### SHORT EXERCISE
Transcribe all of the records precisely as they are presented.

### RECORDED INFORMATION

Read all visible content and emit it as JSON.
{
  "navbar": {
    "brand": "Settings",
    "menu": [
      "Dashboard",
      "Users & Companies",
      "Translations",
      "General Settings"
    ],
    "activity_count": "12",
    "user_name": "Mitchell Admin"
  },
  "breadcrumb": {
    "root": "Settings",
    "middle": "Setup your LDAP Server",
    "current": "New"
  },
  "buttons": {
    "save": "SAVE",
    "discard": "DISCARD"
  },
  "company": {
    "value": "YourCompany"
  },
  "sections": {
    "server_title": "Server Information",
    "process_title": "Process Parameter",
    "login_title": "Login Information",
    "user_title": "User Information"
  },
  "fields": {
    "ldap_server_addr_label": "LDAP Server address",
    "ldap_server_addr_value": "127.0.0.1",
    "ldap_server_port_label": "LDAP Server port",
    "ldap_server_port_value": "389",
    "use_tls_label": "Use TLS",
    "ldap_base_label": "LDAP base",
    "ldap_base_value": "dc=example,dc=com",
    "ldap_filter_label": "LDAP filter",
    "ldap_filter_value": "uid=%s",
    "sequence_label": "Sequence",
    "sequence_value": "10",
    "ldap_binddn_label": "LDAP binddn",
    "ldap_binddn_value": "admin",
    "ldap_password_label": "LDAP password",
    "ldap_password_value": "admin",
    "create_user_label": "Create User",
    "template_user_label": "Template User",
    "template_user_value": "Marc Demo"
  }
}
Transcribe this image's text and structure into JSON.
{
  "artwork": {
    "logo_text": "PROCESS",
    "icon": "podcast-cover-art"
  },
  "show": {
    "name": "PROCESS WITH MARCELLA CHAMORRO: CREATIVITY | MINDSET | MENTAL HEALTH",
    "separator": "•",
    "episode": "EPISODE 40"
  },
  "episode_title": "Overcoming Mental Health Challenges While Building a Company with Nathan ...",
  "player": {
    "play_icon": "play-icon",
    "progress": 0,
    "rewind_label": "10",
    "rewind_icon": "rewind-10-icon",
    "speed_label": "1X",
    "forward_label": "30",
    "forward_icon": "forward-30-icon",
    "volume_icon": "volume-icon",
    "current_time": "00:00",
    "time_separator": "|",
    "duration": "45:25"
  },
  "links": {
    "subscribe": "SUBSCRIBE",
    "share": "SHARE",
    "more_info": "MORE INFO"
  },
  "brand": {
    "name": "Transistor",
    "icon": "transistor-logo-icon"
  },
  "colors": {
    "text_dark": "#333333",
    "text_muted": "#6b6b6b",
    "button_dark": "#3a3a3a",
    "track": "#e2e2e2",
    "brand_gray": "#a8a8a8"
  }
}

### OUTPUT OF THE TASK
Read all visible content and emit it as JSON.
{
  "navbar": {
    "brand": "Settings",
    "menu": [
      "Dashboard",
      "Users & Companies",
      "Translations",
      "General Settings"
    ],
    "activity_count": "12",
    "user_name": "Mitchell Admin"
  },
  "breadcrumb": {
    "root": "Settings",
    "middle": "Setup your LDAP Server",
    "current": "New"
  },
  "buttons": {
    "save": "SAVE",
    "discard": "DISCARD"
  },
  "company": {
    "value": "YourCompany"
  },
  "sections": {
    "server_title": "Server Information",
    "process_title": "Process Parameter",
    "login_title": "Login Information",
    "user_title": "User Information"
  },
  "fields": {
    "ldap_server_addr_label": "LDAP Server address",
    "ldap_server_addr_value": "127.0.0.1",
    "ldap_server_port_label": "LDAP Server port",
    "ldap_server_port_value": "389",
    "use_tls_label": "Use TLS",
    "ldap_base_label": "LDAP base",
    "ldap_base_value": "dc=example,dc=com",
    "ldap_filter_label": "LDAP filter",
    "ldap_filter_value": "uid=%s",
    "sequence_label": "Sequence",
    "sequence_value": "10",
    "ldap_binddn_label": "LDAP binddn",
    "ldap_binddn_value": "admin",
    "ldap_password_label": "LDAP password",
    "ldap_password_value": "admin",
    "create_user_label": "Create User",
    "template_user_label": "Template User",
    "template_user_value": "Marc Demo"
  }
}
Transcribe this image's text and structure into JSON.
{
  "artwork": {
    "logo_text": "PROCESS",
    "icon": "podcast-cover-art"
  },
  "show": {
    "name": "PROCESS WITH MARCELLA CHAMORRO: CREATIVITY | MINDSET | MENTAL HEALTH",
    "separator": "•",
    "episode": "EPISODE 40"
  },
  "episode_title": "Overcoming Mental Health Challenges While Building a Company with Nathan ...",
  "player": {
    "play_icon": "play-icon",
    "progress": 0,
    "rewind_label": "10",
    "rewind_icon": "rewind-10-icon",
    "speed_label": "1X",
    "forward_label": "30",
    "forward_icon": "forward-30-icon",
    "volume_icon": "volume-icon",
    "current_time": "00:00",
    "time_separator": "|",
    "duration": "45:25"
  },
  "links": {
    "subscribe": "SUBSCRIBE",
    "share": "SHARE",
    "more_info": "MORE INFO"
  },
  "brand": {
    "name": "Transistor",
    "icon": "transistor-logo-icon"
  },
  "colors": {
    "text_dark": "#333333",
    "text_muted": "#6b6b6b",
    "button_dark": "#3a3a3a",
    "track": "#e2e2e2",
    "brand_gray": "#a8a8a8"
  }
}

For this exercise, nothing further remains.